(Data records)
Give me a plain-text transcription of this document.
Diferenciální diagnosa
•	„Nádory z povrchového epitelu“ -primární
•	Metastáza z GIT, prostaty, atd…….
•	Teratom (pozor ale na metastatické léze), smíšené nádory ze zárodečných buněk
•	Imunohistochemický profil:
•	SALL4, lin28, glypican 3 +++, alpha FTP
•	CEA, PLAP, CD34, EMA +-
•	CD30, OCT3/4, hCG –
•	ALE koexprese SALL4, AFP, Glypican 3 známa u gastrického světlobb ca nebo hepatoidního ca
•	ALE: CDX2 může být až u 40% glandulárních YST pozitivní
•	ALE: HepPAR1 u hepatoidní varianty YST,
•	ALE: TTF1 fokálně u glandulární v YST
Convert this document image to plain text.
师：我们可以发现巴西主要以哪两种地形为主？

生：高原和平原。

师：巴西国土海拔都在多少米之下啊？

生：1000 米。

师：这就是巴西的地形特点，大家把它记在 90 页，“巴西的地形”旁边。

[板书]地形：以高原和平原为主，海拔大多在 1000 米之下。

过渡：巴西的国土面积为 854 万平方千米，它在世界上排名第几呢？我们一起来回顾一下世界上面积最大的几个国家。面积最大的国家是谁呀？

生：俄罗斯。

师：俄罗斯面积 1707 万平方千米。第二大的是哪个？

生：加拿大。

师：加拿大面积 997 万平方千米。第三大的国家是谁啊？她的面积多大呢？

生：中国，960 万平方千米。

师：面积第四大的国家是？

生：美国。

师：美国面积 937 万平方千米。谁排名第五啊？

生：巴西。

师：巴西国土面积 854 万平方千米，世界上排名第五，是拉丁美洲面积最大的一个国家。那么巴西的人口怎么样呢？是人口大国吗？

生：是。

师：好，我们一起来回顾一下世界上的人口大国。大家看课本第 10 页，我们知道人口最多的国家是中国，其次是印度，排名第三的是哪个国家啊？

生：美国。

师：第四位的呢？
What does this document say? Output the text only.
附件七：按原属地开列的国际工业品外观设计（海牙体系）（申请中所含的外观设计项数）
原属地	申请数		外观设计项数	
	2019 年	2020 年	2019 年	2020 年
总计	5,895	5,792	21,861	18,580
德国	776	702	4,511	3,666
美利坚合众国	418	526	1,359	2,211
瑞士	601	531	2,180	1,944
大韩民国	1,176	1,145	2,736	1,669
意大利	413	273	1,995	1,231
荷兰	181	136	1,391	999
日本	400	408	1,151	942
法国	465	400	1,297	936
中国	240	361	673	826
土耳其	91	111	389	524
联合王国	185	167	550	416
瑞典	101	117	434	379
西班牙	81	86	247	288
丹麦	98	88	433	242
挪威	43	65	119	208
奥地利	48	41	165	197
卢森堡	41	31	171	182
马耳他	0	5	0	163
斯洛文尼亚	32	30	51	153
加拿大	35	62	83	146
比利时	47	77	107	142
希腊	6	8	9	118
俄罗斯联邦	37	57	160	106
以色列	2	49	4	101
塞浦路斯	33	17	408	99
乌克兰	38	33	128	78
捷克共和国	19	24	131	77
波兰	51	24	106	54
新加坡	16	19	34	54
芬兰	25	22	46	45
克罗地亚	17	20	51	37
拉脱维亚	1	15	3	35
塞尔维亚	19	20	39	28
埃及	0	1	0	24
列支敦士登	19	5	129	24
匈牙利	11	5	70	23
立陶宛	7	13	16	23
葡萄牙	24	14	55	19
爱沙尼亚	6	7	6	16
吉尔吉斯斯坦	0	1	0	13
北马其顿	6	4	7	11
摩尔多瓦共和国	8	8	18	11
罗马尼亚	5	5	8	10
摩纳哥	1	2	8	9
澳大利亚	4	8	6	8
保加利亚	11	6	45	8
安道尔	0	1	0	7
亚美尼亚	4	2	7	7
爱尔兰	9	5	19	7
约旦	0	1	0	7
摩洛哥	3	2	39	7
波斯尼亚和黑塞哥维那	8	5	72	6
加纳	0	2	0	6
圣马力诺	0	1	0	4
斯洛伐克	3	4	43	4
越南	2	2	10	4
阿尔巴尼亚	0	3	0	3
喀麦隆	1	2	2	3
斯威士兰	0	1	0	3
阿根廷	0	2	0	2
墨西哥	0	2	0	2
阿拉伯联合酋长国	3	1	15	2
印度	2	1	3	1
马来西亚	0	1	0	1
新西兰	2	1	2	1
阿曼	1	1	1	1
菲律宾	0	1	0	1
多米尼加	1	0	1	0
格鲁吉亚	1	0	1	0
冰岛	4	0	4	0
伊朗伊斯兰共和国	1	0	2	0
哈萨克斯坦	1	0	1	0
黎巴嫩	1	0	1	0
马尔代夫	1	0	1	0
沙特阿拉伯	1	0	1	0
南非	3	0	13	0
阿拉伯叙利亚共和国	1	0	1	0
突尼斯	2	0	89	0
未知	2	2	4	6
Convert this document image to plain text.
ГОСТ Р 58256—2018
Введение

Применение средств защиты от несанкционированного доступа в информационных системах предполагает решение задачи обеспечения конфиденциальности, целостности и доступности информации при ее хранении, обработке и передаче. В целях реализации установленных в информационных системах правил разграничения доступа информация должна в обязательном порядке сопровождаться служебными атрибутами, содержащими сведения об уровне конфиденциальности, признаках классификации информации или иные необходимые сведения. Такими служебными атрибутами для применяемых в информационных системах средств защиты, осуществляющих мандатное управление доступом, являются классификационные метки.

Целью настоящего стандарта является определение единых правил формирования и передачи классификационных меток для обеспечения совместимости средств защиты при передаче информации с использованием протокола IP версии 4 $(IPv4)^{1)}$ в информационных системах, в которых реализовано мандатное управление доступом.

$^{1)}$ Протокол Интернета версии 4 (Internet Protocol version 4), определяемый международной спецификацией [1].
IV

* [Stated problem]:
Return all of the data exactly as it reads.

* [Exercise result]:
Give me a plain-text transcription of this document.
Diferenciální diagnosa
•	„Nádory z povrchového epitelu“ -primární
•	Metastáza z GIT, prostaty, atd…….
•	Teratom (pozor ale na metastatické léze), smíšené nádory ze zárodečných buněk
•	Imunohistochemický profil:
•	SALL4, lin28, glypican 3 +++, alpha FTP
•	CEA, PLAP, CD34, EMA +-
•	CD30, OCT3/4, hCG –
•	ALE koexprese SALL4, AFP, Glypican 3 známa u gastrického světlobb ca nebo hepatoidního ca
•	ALE: CDX2 může být až u 40% glandulárních YST pozitivní
•	ALE: HepPAR1 u hepatoidní varianty YST,
•	ALE: TTF1 fokálně u glandulární v YST
Convert this document image to plain text.
师：我们可以发现巴西主要以哪两种地形为主？

生：高原和平原。

师：巴西国土海拔都在多少米之下啊？

生：1000 米。

师：这就是巴西的地形特点，大家把它记在 90 页，“巴西的地形”旁边。

[板书]地形：以高原和平原为主，海拔大多在 1000 米之下。

过渡：巴西的国土面积为 854 万平方千米，它在世界上排名第几呢？我们一起来回顾一下世界上面积最大的几个国家。面积最大的国家是谁呀？

生：俄罗斯。

师：俄罗斯面积 1707 万平方千米。第二大的是哪个？

生：加拿大。

师：加拿大面积 997 万平方千米。第三大的国家是谁啊？她的面积多大呢？

生：中国，960 万平方千米。

师：面积第四大的国家是？

生：美国。

师：美国面积 937 万平方千米。谁排名第五啊？

生：巴西。

师：巴西国土面积 854 万平方千米，世界上排名第五，是拉丁美洲面积最大的一个国家。那么巴西的人口怎么样呢？是人口大国吗？

生：是。

师：好，我们一起来回顾一下世界上的人口大国。大家看课本第 10 页，我们知道人口最多的国家是中国，其次是印度，排名第三的是哪个国家啊？

生：美国。

师：第四位的呢？
What does this document say? Output the text only.
附件七：按原属地开列的国际工业品外观设计（海牙体系）（申请中所含的外观设计项数）
原属地	申请数		外观设计项数	
	2019 年	2020 年	2019 年	2020 年
总计	5,895	5,792	21,861	18,580
德国	776	702	4,511	3,666
美利坚合众国	418	526	1,359	2,211
瑞士	601	531	2,180	1,944
大韩民国	1,176	1,145	2,736	1,669
意大利	413	273	1,995	1,231
荷兰	181	136	1,391	999
日本	400	408	1,151	942
法国	465	400	1,297	936
中国	240	361	673	826
土耳其	91	111	389	524
联合王国	185	167	550	416
瑞典	101	117	434	379
西班牙	81	86	247	288
丹麦	98	88	433	242
挪威	43	65	119	208
奥地利	48	41	165	197
卢森堡	41	31	171	182
马耳他	0	5	0	163
斯洛文尼亚	32	30	51	153
加拿大	35	62	83	146
比利时	47	77	107	142
希腊	6	8	9	118
俄罗斯联邦	37	57	160	106
以色列	2	49	4	101
塞浦路斯	33	17	408	99
乌克兰	38	33	128	78
捷克共和国	19	24	131	77
波兰	51	24	106	54
新加坡	16	19	34	54
芬兰	25	22	46	45
克罗地亚	17	20	51	37
拉脱维亚	1	15	3	35
塞尔维亚	19	20	39	28
埃及	0	1	0	24
列支敦士登	19	5	129	24
匈牙利	11	5	70	23
立陶宛	7	13	16	23
葡萄牙	24	14	55	19
爱沙尼亚	6	7	6	16
吉尔吉斯斯坦	0	1	0	13
北马其顿	6	4	7	11
摩尔多瓦共和国	8	8	18	11
罗马尼亚	5	5	8	10
摩纳哥	1	2	8	9
澳大利亚	4	8	6	8
保加利亚	11	6	45	8
安道尔	0	1	0	7
亚美尼亚	4	2	7	7
爱尔兰	9	5	19	7
约旦	0	1	0	7
摩洛哥	3	2	39	7
波斯尼亚和黑塞哥维那	8	5	72	6
加纳	0	2	0	6
圣马力诺	0	1	0	4
斯洛伐克	3	4	43	4
越南	2	2	10	4
阿尔巴尼亚	0	3	0	3
喀麦隆	1	2	2	3
斯威士兰	0	1	0	3
阿根廷	0	2	0	2
墨西哥	0	2	0	2
阿拉伯联合酋长国	3	1	15	2
印度	2	1	3	1
马来西亚	0	1	0	1
新西兰	2	1	2	1
阿曼	1	1	1	1
菲律宾	0	1	0	1
多米尼加	1	0	1	0
格鲁吉亚	1	0	1	0
冰岛	4	0	4	0
伊朗伊斯兰共和国	1	0	2	0
哈萨克斯坦	1	0	1	0
黎巴嫩	1	0	1	0
马尔代夫	1	0	1	0
沙特阿拉伯	1	0	1	0
南非	3	0	13	0
阿拉伯叙利亚共和国	1	0	1	0
突尼斯	2	0	89	0
未知	2	2	4	6
Convert this document image to plain text.
ГОСТ Р 58256—2018
Введение

Применение средств защиты от несанкционированного доступа в информационных системах предполагает решение задачи обеспечения конфиденциальности, целостности и доступности информации при ее хранении, обработке и передаче. В целях реализации установленных в информационных системах правил разграничения доступа информация должна в обязательном порядке сопровождаться служебными атрибутами, содержащими сведения об уровне конфиденциальности, признаках классификации информации или иные необходимые сведения. Такими служебными атрибутами для применяемых в информационных системах средств защиты, осуществляющих мандатное управление доступом, являются классификационные метки.

Целью настоящего стандарта является определение единых правил формирования и передачи классификационных меток для обеспечения совместимости средств защиты при передаче информации с использованием протокола IP версии 4 $(IPv4)^{1)}$ в информационных системах, в которых реализовано мандатное управление доступом.

$^{1)}$ Протокол Интернета версии 4 (Internet Protocol version 4), определяемый международной спецификацией [1].
IV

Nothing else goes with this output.